## Required work
Gather up all lines that carry the word "最高气温".

[Saved entries]

╔══

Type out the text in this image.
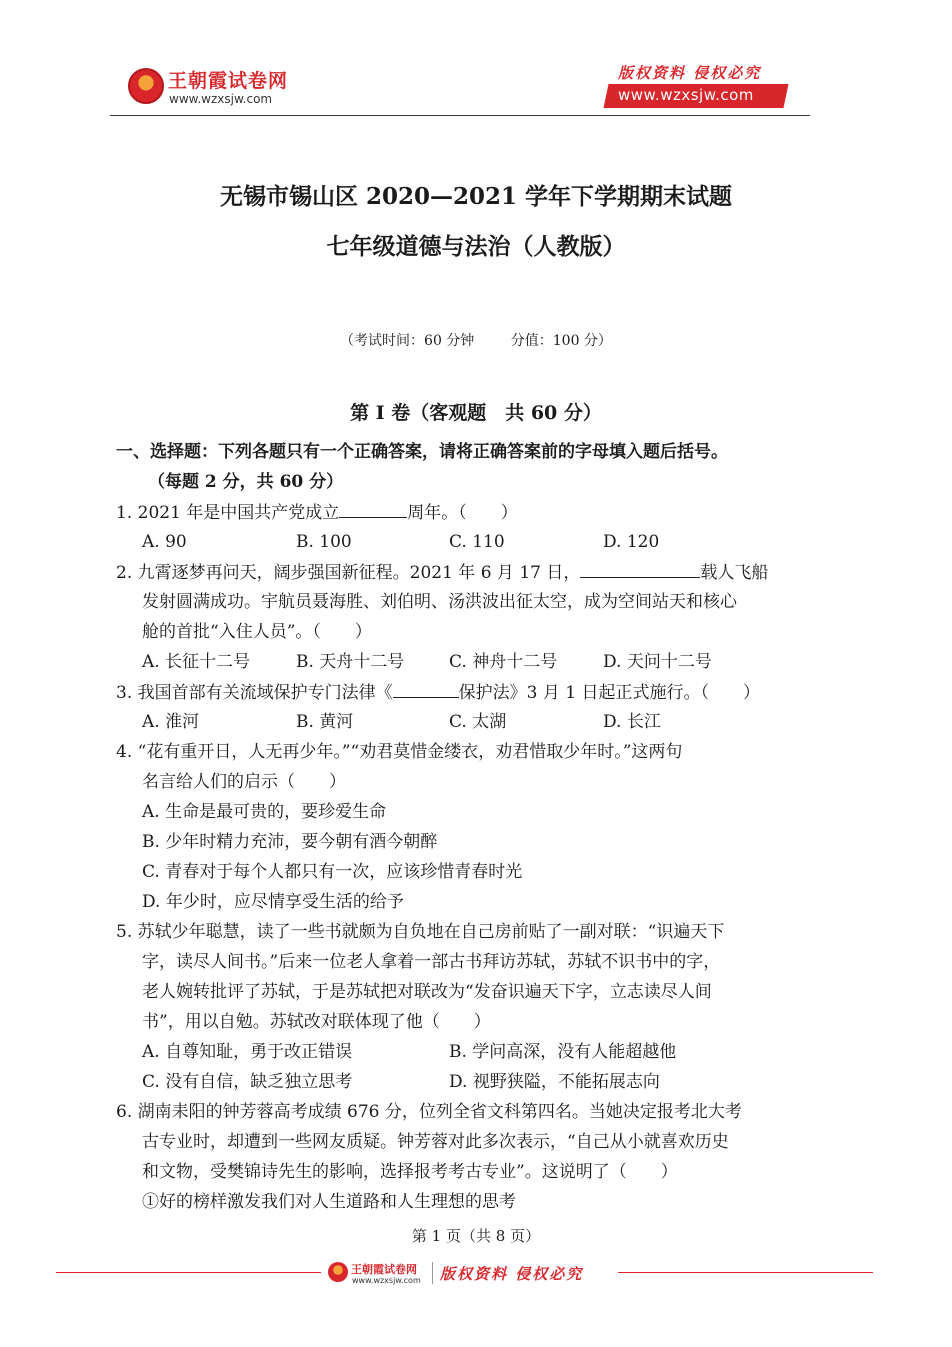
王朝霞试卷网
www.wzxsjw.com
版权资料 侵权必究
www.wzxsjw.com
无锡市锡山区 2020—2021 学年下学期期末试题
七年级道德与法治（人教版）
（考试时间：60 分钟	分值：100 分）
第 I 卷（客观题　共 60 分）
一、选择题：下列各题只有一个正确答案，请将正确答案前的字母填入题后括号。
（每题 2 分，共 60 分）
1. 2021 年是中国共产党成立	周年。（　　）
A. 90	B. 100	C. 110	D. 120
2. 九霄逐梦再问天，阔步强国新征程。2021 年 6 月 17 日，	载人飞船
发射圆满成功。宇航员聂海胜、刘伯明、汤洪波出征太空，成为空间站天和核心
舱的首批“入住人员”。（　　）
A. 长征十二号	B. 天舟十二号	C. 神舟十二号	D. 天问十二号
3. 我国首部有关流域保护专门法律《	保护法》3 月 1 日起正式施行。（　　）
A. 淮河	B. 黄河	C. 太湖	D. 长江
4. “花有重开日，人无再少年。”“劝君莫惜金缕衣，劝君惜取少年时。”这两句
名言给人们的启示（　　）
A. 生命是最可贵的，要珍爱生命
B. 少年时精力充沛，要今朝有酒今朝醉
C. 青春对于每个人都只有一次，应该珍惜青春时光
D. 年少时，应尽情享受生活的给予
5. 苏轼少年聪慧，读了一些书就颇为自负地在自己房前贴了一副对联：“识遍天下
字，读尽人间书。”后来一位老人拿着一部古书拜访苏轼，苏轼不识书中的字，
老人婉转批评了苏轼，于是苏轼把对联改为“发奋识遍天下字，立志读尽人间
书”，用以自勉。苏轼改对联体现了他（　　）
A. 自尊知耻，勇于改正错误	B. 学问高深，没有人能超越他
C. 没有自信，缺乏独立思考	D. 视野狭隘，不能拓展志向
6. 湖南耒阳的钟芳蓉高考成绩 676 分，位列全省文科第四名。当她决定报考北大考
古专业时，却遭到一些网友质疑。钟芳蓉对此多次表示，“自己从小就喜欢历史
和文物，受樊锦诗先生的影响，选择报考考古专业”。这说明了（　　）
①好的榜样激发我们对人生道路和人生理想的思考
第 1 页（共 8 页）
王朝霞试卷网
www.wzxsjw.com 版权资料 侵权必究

╚══
╔══

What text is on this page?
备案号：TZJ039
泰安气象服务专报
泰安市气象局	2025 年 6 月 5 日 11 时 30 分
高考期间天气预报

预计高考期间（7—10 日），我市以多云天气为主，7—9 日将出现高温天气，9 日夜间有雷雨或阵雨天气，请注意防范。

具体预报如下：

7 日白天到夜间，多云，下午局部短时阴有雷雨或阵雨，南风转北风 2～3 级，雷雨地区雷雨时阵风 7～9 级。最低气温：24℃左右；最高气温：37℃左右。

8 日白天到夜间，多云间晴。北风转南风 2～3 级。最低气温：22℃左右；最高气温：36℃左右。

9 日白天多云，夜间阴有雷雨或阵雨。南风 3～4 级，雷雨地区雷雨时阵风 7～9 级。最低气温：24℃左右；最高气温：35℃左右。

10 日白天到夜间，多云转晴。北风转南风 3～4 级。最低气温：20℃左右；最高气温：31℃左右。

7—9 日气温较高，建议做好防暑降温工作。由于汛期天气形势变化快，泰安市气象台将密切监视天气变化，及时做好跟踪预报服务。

╚══

## Expected answer
7 日白天到夜间，多云，下午局部短时阴有雷雨或阵雨，南风转北风 2～3 级，雷雨地区雷雨时阵风 7～9 级。最低气温：24℃左右；最高气温：37℃左右。
8 日白天到夜间，多云间晴。北风转南风 2～3 级。最低气温：22℃左右；最高气温：36℃左右。
9 日白天多云，夜间阴有雷雨或阵雨。南风 3～4 级，雷雨地区雷雨时阵风 7～9 级。最低气温：24℃左右；最高气温：35℃左右。
10 日白天到夜间，多云转晴。北风转南风 3～4 级。最低气温：20℃左右；最高气温：31℃左右。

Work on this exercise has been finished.